▸ **Directive**
Could you print every line of the entries below verbatim, with nothing changed?

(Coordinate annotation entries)
>> begin

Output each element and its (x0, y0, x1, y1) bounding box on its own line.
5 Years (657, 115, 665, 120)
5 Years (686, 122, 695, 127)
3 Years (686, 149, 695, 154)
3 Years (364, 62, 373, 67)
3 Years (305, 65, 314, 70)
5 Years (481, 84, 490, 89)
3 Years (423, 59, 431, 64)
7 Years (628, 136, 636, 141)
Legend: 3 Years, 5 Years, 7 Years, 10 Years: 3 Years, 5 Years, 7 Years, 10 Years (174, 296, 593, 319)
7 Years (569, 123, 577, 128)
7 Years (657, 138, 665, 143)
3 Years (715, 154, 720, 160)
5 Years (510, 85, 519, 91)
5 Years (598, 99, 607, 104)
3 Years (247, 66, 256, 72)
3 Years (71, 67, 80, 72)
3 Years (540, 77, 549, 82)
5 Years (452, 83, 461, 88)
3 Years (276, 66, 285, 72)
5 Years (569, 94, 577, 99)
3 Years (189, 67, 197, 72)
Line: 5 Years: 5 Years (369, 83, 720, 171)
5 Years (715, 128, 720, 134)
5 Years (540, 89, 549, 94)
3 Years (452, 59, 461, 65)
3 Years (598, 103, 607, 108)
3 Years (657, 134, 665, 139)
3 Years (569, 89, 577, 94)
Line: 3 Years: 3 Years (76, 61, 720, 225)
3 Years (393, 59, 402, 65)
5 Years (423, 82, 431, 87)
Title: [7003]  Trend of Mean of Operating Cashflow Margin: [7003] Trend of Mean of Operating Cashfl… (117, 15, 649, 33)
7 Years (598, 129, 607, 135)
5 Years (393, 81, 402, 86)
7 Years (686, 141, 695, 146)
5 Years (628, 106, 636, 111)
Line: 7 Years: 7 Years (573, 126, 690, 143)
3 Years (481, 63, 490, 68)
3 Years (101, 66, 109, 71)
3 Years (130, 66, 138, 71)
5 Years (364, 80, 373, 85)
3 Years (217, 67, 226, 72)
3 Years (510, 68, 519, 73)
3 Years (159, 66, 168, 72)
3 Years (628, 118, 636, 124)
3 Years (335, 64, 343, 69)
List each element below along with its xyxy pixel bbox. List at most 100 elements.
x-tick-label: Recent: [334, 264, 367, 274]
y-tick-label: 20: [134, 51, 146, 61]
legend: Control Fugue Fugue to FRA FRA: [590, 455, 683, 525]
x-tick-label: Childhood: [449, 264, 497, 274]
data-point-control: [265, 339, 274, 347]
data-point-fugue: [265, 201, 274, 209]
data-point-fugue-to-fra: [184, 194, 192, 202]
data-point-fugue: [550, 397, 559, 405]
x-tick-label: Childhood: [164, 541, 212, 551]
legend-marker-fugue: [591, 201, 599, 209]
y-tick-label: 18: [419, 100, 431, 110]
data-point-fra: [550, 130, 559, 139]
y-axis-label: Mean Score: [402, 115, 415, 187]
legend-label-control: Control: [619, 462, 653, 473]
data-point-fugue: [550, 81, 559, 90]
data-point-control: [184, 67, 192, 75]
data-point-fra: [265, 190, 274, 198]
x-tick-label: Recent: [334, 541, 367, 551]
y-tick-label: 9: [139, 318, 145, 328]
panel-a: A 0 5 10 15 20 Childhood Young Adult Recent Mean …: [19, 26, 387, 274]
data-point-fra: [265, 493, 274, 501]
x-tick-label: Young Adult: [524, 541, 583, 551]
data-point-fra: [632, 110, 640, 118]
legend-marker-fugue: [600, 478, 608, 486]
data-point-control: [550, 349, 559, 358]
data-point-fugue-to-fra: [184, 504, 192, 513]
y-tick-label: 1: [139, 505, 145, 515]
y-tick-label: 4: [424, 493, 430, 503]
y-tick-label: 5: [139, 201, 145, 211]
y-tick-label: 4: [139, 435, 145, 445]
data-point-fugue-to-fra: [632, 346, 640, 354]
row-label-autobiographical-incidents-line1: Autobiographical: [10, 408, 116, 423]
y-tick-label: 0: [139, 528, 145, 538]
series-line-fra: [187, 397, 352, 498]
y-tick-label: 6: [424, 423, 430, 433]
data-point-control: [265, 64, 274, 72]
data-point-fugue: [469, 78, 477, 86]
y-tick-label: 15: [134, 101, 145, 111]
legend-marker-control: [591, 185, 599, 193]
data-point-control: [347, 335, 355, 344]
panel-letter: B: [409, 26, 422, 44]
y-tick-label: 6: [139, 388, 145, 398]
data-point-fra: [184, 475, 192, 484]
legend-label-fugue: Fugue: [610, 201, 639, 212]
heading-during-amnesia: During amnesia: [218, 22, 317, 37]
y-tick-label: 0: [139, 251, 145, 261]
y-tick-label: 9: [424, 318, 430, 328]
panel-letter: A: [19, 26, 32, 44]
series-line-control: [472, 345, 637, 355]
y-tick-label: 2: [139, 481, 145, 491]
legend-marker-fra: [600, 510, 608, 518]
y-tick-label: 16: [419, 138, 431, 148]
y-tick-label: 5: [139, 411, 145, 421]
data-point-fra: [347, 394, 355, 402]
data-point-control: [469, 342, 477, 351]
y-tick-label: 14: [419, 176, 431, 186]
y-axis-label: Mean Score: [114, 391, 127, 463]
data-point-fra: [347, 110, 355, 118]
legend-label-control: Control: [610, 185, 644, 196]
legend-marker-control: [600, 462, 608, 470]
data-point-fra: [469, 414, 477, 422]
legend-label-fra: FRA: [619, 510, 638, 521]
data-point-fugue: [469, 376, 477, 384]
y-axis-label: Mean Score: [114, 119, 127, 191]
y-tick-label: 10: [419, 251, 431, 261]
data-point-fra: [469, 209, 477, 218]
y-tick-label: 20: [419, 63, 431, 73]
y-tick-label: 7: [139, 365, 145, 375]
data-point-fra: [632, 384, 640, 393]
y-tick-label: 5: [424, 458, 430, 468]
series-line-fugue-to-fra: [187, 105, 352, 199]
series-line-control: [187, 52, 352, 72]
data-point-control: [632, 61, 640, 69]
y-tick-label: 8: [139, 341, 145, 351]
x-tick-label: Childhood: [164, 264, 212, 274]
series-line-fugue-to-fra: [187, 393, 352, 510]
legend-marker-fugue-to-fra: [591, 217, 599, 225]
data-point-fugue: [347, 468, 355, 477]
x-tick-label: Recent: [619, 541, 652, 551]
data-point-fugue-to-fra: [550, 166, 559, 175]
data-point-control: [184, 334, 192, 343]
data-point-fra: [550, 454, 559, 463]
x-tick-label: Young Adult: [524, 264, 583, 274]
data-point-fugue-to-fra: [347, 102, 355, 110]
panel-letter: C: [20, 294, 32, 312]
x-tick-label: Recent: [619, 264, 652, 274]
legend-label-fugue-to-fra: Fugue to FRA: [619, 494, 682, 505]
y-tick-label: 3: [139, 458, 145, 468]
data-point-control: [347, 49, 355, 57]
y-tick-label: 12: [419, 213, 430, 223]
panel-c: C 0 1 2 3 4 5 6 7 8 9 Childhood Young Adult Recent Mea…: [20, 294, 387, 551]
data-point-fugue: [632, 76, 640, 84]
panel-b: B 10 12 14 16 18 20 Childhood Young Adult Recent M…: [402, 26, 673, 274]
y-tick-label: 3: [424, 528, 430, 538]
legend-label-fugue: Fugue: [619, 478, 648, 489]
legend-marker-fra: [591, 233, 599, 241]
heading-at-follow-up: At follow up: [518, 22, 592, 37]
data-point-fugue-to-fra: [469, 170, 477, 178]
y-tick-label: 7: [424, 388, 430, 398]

>> end

▸ **Correct result**
Output each element and its (x0, y0, x1, y1) bounding box on its own line.
5 Years (657, 115, 665, 120)
5 Years (686, 122, 695, 127)
3 Years (686, 149, 695, 154)
3 Years (364, 62, 373, 67)
3 Years (305, 65, 314, 70)
5 Years (481, 84, 490, 89)
3 Years (423, 59, 431, 64)
7 Years (628, 136, 636, 141)
Legend: 3 Years, 5 Years, 7 Years, 10 Years: 3 Years, 5 Years, 7 Years, 10 Years (174, 296, 593, 319)
7 Years (569, 123, 577, 128)
7 Years (657, 138, 665, 143)
3 Years (715, 154, 720, 160)
5 Years (510, 85, 519, 91)
5 Years (598, 99, 607, 104)
3 Years (247, 66, 256, 72)
3 Years (71, 67, 80, 72)
3 Years (540, 77, 549, 82)
5 Years (452, 83, 461, 88)
3 Years (276, 66, 285, 72)
5 Years (569, 94, 577, 99)
3 Years (189, 67, 197, 72)
Line: 5 Years: 5 Years (369, 83, 720, 171)
5 Years (715, 128, 720, 134)
5 Years (540, 89, 549, 94)
3 Years (452, 59, 461, 65)
3 Years (598, 103, 607, 108)
3 Years (657, 134, 665, 139)
3 Years (569, 89, 577, 94)
Line: 3 Years: 3 Years (76, 61, 720, 225)
3 Years (393, 59, 402, 65)
5 Years (423, 82, 431, 87)
Title: [7003]  Trend of Mean of Operating Cashflow Margin: [7003] Trend of Mean of Operating Cashfl… (117, 15, 649, 33)
7 Years (598, 129, 607, 135)
5 Years (393, 81, 402, 86)
7 Years (686, 141, 695, 146)
5 Years (628, 106, 636, 111)
Line: 7 Years: 7 Years (573, 126, 690, 143)
3 Years (481, 63, 490, 68)
3 Years (101, 66, 109, 71)
3 Years (130, 66, 138, 71)
5 Years (364, 80, 373, 85)
3 Years (217, 67, 226, 72)
3 Years (510, 68, 519, 73)
3 Years (159, 66, 168, 72)
3 Years (628, 118, 636, 124)
3 Years (335, 64, 343, 69)
List each element below along with its xyxy pixel bbox. List at most 100 elements.
x-tick-label: Recent: [334, 264, 367, 274]
y-tick-label: 20: [134, 51, 146, 61]
legend: Control Fugue Fugue to FRA FRA: [590, 455, 683, 525]
x-tick-label: Childhood: [449, 264, 497, 274]
data-point-control: [265, 339, 274, 347]
data-point-fugue: [265, 201, 274, 209]
data-point-fugue-to-fra: [184, 194, 192, 202]
data-point-fugue: [550, 397, 559, 405]
x-tick-label: Childhood: [164, 541, 212, 551]
legend-marker-fugue: [591, 201, 599, 209]
y-tick-label: 18: [419, 100, 431, 110]
data-point-fra: [550, 130, 559, 139]
y-axis-label: Mean Score: [402, 115, 415, 187]
legend-label-control: Control: [619, 462, 653, 473]
data-point-fugue: [550, 81, 559, 90]
data-point-control: [184, 67, 192, 75]
data-point-fra: [265, 190, 274, 198]
x-tick-label: Recent: [334, 541, 367, 551]
y-tick-label: 9: [139, 318, 145, 328]
panel-a: A 0 5 10 15 20 Childhood Young Adult Recent Mean …: [19, 26, 387, 274]
data-point-fra: [265, 493, 274, 501]
x-tick-label: Young Adult: [524, 541, 583, 551]
data-point-fra: [632, 110, 640, 118]
legend-marker-fugue: [600, 478, 608, 486]
data-point-control: [550, 349, 559, 358]
data-point-fugue-to-fra: [184, 504, 192, 513]
y-tick-label: 1: [139, 505, 145, 515]
y-tick-label: 4: [424, 493, 430, 503]
y-tick-label: 5: [139, 201, 145, 211]
y-tick-label: 4: [139, 435, 145, 445]
data-point-fugue-to-fra: [632, 346, 640, 354]
row-label-autobiographical-incidents-line1: Autobiographical: [10, 408, 116, 423]
y-tick-label: 0: [139, 528, 145, 538]
series-line-fra: [187, 397, 352, 498]
y-tick-label: 6: [424, 423, 430, 433]
data-point-control: [265, 64, 274, 72]
data-point-fugue: [469, 78, 477, 86]
y-tick-label: 15: [134, 101, 145, 111]
legend-marker-control: [591, 185, 599, 193]
data-point-control: [347, 335, 355, 344]
panel-letter: B: [409, 26, 422, 44]
y-tick-label: 6: [139, 388, 145, 398]
data-point-fra: [184, 475, 192, 484]
legend-label-fugue: Fugue: [610, 201, 639, 212]
heading-during-amnesia: During amnesia: [218, 22, 317, 37]
y-tick-label: 0: [139, 251, 145, 261]
y-tick-label: 9: [424, 318, 430, 328]
panel-letter: A: [19, 26, 32, 44]
series-line-control: [472, 345, 637, 355]
y-tick-label: 2: [139, 481, 145, 491]
legend-marker-fra: [600, 510, 608, 518]
y-tick-label: 16: [419, 138, 431, 148]
y-tick-label: 5: [139, 411, 145, 421]
data-point-fra: [347, 394, 355, 402]
data-point-control: [469, 342, 477, 351]
y-tick-label: 14: [419, 176, 431, 186]
y-axis-label: Mean Score: [114, 391, 127, 463]
data-point-fra: [347, 110, 355, 118]
legend-label-control: Control: [610, 185, 644, 196]
legend-marker-control: [600, 462, 608, 470]
data-point-fra: [469, 414, 477, 422]
legend-label-fra: FRA: [619, 510, 638, 521]
data-point-fugue: [469, 376, 477, 384]
y-axis-label: Mean Score: [114, 119, 127, 191]
y-tick-label: 10: [419, 251, 431, 261]
data-point-fra: [469, 209, 477, 218]
y-tick-label: 20: [419, 63, 431, 73]
y-tick-label: 7: [139, 365, 145, 375]
data-point-fra: [632, 384, 640, 393]
y-tick-label: 5: [424, 458, 430, 468]
series-line-fugue-to-fra: [187, 105, 352, 199]
series-line-control: [187, 52, 352, 72]
data-point-control: [632, 61, 640, 69]
y-tick-label: 8: [139, 341, 145, 351]
x-tick-label: Childhood: [164, 264, 212, 274]
series-line-fugue-to-fra: [187, 393, 352, 510]
legend-marker-fugue-to-fra: [591, 217, 599, 225]
data-point-fugue: [347, 468, 355, 477]
x-tick-label: Recent: [619, 541, 652, 551]
data-point-fugue-to-fra: [550, 166, 559, 175]
data-point-control: [184, 334, 192, 343]
data-point-fra: [550, 454, 559, 463]
x-tick-label: Young Adult: [524, 264, 583, 274]
data-point-fugue-to-fra: [347, 102, 355, 110]
panel-letter: C: [20, 294, 32, 312]
x-tick-label: Recent: [619, 264, 652, 274]
legend-label-fugue-to-fra: Fugue to FRA: [619, 494, 682, 505]
y-tick-label: 3: [139, 458, 145, 468]
data-point-control: [347, 49, 355, 57]
y-tick-label: 12: [419, 213, 430, 223]
panel-c: C 0 1 2 3 4 5 6 7 8 9 Childhood Young Adult Recent Mea…: [20, 294, 387, 551]
data-point-fugue: [632, 76, 640, 84]
panel-b: B 10 12 14 16 18 20 Childhood Young Adult Recent M…: [402, 26, 673, 274]
y-tick-label: 3: [424, 528, 430, 538]
legend-label-fugue: Fugue: [619, 478, 648, 489]
legend-marker-fra: [591, 233, 599, 241]
heading-at-follow-up: At follow up: [518, 22, 592, 37]
data-point-fugue-to-fra: [469, 170, 477, 178]
y-tick-label: 7: [424, 388, 430, 398]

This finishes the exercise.